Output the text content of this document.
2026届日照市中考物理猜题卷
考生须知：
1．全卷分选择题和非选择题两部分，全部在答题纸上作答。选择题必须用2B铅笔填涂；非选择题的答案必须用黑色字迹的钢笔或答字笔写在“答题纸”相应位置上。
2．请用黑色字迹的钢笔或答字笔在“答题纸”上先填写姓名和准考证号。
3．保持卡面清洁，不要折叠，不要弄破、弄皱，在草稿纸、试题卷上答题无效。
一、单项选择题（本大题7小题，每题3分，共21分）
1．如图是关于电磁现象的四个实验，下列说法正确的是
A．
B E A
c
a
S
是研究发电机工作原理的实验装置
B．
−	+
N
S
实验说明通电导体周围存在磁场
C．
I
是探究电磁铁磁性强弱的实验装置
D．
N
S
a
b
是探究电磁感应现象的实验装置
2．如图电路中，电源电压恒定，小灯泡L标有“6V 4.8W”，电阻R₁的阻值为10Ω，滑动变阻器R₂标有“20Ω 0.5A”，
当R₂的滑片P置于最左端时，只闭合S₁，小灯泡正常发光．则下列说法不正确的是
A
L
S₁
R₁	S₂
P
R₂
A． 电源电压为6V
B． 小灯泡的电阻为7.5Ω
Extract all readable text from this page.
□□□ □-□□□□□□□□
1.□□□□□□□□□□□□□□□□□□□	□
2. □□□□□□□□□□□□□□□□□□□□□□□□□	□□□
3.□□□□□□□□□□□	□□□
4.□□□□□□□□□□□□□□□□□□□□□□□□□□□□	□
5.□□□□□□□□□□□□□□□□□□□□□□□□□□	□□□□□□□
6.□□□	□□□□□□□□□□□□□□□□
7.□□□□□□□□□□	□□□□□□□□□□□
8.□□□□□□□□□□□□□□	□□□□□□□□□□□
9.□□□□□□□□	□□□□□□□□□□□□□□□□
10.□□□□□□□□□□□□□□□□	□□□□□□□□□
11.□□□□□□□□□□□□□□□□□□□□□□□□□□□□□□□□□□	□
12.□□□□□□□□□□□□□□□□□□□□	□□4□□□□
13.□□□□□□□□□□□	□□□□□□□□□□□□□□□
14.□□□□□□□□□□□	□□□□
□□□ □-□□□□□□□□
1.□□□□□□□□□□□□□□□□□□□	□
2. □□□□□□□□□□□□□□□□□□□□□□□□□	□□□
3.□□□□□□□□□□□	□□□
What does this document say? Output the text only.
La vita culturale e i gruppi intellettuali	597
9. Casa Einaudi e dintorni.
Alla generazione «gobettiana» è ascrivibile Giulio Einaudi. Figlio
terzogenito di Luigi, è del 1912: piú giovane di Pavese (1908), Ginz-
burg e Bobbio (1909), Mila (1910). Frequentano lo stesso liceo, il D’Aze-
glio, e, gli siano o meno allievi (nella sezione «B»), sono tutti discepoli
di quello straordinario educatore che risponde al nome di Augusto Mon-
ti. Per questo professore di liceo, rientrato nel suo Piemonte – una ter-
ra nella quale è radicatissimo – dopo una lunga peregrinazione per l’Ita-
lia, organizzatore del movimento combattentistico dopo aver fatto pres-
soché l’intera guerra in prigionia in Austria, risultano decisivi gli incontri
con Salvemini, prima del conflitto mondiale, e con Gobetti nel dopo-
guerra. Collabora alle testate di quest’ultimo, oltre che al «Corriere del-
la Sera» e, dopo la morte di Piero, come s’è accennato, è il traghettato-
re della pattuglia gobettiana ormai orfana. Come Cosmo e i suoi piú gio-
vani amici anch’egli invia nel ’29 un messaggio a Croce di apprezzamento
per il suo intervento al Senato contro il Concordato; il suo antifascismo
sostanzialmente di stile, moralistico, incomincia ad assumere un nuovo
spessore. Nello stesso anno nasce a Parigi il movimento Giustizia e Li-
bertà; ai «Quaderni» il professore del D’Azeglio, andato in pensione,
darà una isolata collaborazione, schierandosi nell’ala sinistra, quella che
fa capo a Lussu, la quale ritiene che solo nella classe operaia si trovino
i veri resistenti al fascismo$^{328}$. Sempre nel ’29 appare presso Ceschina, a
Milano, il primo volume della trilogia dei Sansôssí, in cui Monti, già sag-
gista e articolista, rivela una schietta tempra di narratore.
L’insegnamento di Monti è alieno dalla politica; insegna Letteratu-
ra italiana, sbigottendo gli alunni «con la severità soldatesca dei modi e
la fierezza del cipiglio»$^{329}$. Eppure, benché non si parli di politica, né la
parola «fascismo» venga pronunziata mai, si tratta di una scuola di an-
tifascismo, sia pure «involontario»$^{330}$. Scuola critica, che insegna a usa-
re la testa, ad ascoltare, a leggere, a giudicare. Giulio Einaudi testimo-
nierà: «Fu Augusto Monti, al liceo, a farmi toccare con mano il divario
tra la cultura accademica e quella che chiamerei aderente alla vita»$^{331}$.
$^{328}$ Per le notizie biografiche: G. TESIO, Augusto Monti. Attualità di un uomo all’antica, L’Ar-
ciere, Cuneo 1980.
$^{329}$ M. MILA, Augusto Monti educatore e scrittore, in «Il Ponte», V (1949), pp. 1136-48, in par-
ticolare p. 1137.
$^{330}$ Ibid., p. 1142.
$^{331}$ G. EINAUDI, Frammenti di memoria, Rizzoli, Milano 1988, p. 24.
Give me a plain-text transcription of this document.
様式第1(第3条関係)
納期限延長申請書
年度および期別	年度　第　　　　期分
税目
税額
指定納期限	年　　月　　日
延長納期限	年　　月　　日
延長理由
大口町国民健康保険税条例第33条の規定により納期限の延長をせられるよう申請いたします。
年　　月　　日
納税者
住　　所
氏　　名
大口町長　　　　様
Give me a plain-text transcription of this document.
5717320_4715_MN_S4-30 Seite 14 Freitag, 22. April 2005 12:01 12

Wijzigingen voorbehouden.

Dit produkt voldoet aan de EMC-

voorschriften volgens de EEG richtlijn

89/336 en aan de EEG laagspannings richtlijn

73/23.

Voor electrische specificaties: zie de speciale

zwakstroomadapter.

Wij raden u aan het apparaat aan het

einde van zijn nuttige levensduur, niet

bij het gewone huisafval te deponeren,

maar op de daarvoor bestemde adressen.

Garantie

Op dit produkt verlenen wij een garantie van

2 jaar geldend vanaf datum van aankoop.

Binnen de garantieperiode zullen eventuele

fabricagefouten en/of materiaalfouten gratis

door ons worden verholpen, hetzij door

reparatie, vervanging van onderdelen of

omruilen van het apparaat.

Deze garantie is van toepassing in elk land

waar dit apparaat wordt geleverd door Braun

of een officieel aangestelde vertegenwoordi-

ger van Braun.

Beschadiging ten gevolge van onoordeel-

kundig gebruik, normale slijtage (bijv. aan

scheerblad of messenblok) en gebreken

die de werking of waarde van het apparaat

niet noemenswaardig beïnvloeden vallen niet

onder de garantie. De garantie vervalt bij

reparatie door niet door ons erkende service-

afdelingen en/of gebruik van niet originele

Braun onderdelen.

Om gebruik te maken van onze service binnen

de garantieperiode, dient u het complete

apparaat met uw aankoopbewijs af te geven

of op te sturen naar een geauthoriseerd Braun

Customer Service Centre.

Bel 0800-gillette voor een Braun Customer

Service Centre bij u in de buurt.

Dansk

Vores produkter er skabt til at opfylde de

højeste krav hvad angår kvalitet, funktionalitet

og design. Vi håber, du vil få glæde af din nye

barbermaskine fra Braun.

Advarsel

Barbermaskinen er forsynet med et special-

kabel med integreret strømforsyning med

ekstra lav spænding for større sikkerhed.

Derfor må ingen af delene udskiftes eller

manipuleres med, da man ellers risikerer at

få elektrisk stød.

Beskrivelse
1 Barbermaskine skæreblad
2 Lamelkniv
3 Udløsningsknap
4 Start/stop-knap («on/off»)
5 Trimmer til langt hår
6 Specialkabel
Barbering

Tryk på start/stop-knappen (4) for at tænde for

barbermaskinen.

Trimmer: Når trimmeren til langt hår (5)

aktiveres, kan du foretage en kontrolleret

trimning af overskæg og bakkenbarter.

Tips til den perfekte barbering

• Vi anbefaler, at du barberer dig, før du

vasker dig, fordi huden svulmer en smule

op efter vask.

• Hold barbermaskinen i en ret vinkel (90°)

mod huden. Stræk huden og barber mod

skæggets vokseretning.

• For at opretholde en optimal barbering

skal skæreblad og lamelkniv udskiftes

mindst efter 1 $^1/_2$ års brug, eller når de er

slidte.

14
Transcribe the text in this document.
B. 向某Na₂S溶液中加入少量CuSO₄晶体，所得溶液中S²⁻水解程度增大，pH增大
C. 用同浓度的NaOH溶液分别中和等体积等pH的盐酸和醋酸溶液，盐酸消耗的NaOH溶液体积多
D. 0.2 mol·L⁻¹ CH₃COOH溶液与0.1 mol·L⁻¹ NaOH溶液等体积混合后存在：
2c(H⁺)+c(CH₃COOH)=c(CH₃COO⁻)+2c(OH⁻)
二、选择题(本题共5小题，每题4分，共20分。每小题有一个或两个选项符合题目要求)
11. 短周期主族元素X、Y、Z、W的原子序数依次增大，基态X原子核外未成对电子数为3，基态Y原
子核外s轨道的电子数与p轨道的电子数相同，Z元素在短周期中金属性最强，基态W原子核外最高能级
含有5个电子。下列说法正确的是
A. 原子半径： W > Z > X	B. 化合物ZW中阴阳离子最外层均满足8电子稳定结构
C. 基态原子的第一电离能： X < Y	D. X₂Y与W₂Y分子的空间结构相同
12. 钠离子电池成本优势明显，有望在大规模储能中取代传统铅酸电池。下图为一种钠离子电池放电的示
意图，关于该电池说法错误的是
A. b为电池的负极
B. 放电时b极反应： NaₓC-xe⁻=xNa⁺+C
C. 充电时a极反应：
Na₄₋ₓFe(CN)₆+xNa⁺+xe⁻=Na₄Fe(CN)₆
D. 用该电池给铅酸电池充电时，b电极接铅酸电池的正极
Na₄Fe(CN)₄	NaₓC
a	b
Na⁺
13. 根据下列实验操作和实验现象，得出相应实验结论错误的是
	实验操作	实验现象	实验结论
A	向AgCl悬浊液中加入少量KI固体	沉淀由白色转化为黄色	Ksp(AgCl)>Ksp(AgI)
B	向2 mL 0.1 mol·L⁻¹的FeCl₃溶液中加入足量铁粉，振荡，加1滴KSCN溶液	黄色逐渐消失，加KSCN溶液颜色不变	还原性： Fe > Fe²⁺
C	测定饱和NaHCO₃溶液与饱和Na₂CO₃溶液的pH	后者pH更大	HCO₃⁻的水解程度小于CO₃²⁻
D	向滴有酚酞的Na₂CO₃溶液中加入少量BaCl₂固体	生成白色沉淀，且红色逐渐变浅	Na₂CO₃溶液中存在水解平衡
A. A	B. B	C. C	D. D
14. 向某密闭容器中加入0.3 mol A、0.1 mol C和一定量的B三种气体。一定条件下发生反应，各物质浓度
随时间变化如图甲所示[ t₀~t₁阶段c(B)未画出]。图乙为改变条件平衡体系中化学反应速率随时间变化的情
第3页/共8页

• **WHAT IS BEING ASKED**
Scan the records above for the string "quale", then report every line that contains it.

• **EXERCISE ANSWER**
ra nella quale è radicatissimo – dopo una lunga peregrinazione per l’Ita-
fa capo a Lussu, la quale ritiene che solo nella classe operaia si trovino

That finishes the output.